* Begin *

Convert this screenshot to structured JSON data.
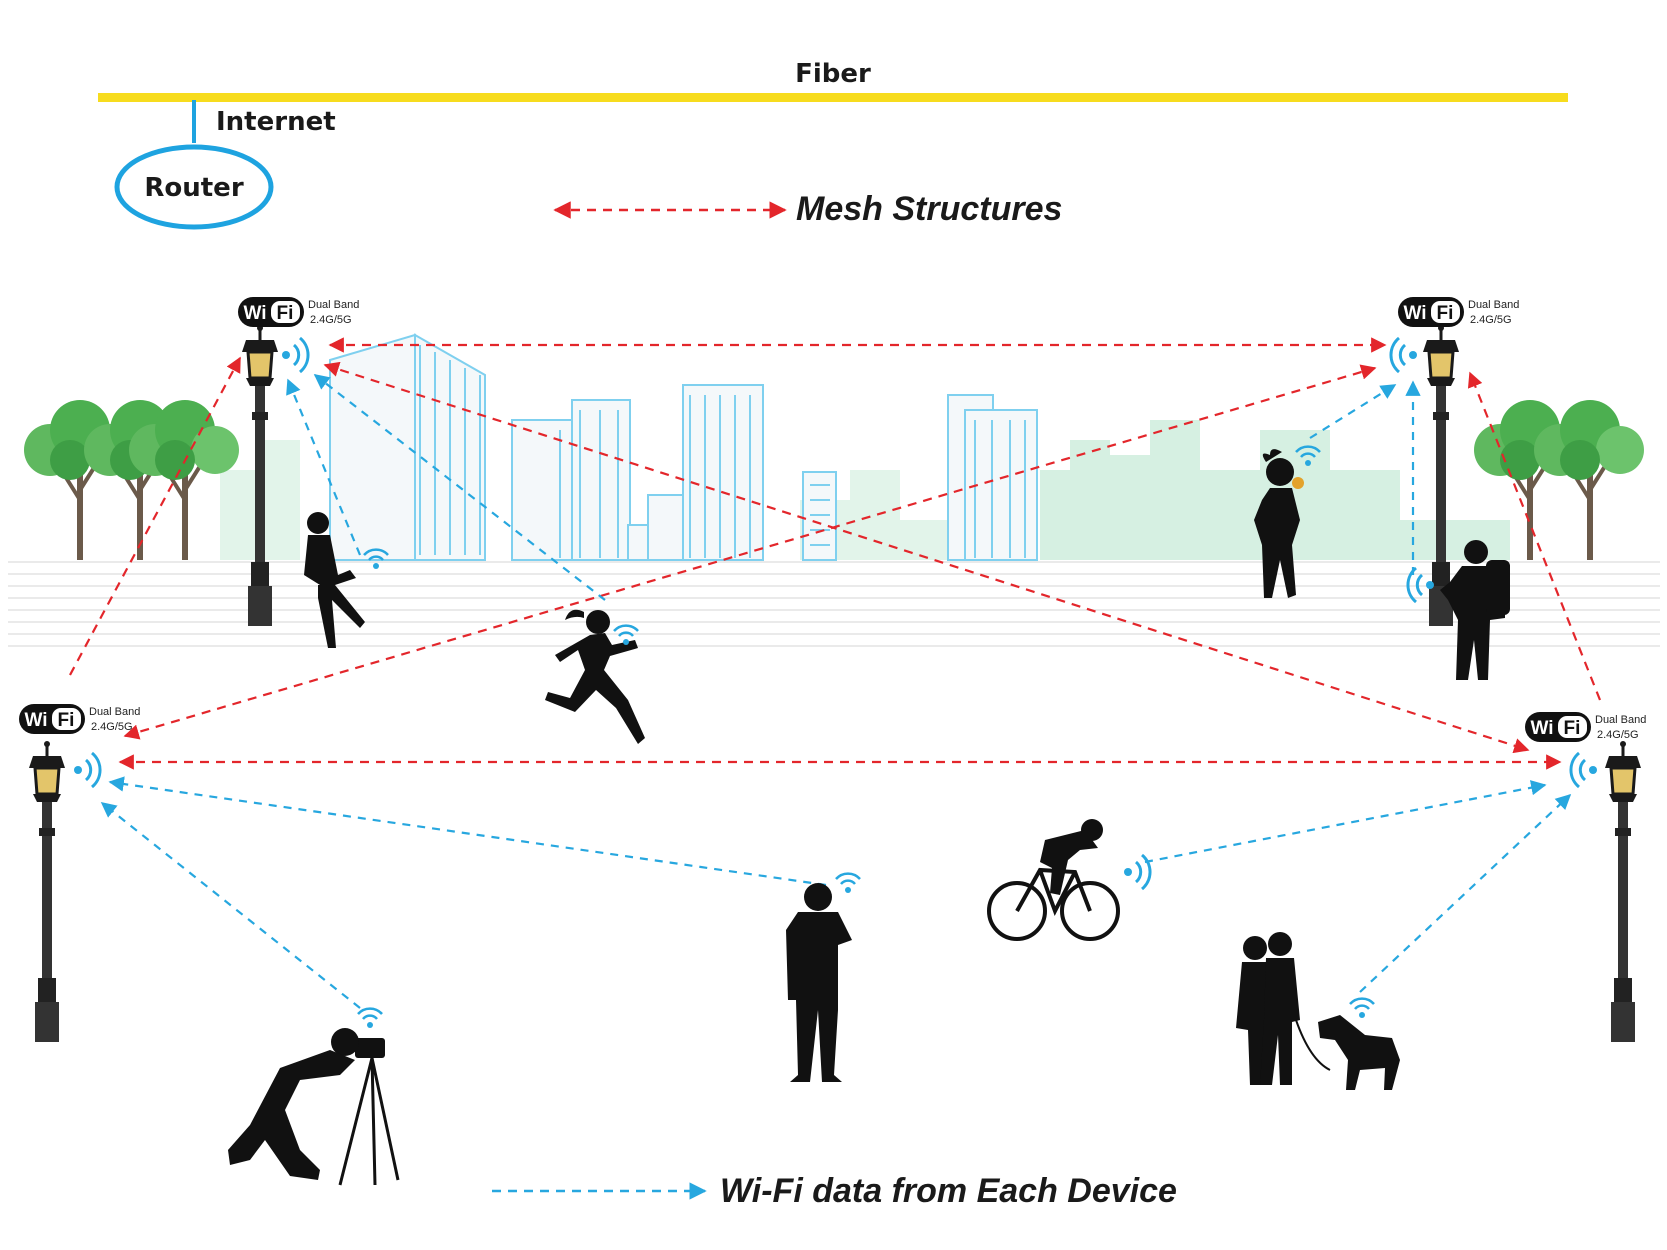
{
  "labels": {
    "fiber": "Fiber",
    "internet": "Internet",
    "router": "Router"
  },
  "legend": {
    "mesh": "Mesh Structures",
    "wifi_data": "Wi-Fi data from Each Device"
  },
  "ap_badge": {
    "wi": "Wi",
    "fi": "Fi",
    "line1": "Dual Band",
    "line2": "2.4G/5G"
  },
  "colors": {
    "fiber": "#f7dc1e",
    "router": "#1ea3e0",
    "mesh_link": "#e3262b",
    "device_link": "#27a7df",
    "silhouette": "#111111",
    "building": "#7fd0ef",
    "skyline_bg": "#d6f0e2",
    "tree": "#4caf50"
  },
  "access_points": [
    {
      "id": "ap-top-left"
    },
    {
      "id": "ap-top-right"
    },
    {
      "id": "ap-mid-left"
    },
    {
      "id": "ap-mid-right"
    }
  ],
  "devices": [
    "woman-sitting-laptop",
    "runner",
    "woman-phone",
    "hiker-tablet",
    "man-phone",
    "cyclist",
    "photographer",
    "couple-with-dog"
  ]
}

* End *

Return the whole listing, word for word, and leave out every picture.

Convert this screenshot to structured JSON data.
{
  "labels": {
    "fiber": "Fiber",
    "internet": "Internet",
    "router": "Router"
  },
  "legend": {
    "mesh": "Mesh Structures",
    "wifi_data": "Wi-Fi data from Each Device"
  },
  "ap_badge": {
    "wi": "Wi",
    "fi": "Fi",
    "line1": "Dual Band",
    "line2": "2.4G/5G"
  },
  "colors": {
    "fiber": "#f7dc1e",
    "router": "#1ea3e0",
    "mesh_link": "#e3262b",
    "device_link": "#27a7df",
    "silhouette": "#111111",
    "building": "#7fd0ef",
    "skyline_bg": "#d6f0e2",
    "tree": "#4caf50"
  },
  "access_points": [
    {
      "id": "ap-top-left"
    },
    {
      "id": "ap-top-right"
    },
    {
      "id": "ap-mid-left"
    },
    {
      "id": "ap-mid-right"
    }
  ],
  "devices": [
    "woman-sitting-laptop",
    "runner",
    "woman-phone",
    "hiker-tablet",
    "man-phone",
    "cyclist",
    "photographer",
    "couple-with-dog"
  ]
}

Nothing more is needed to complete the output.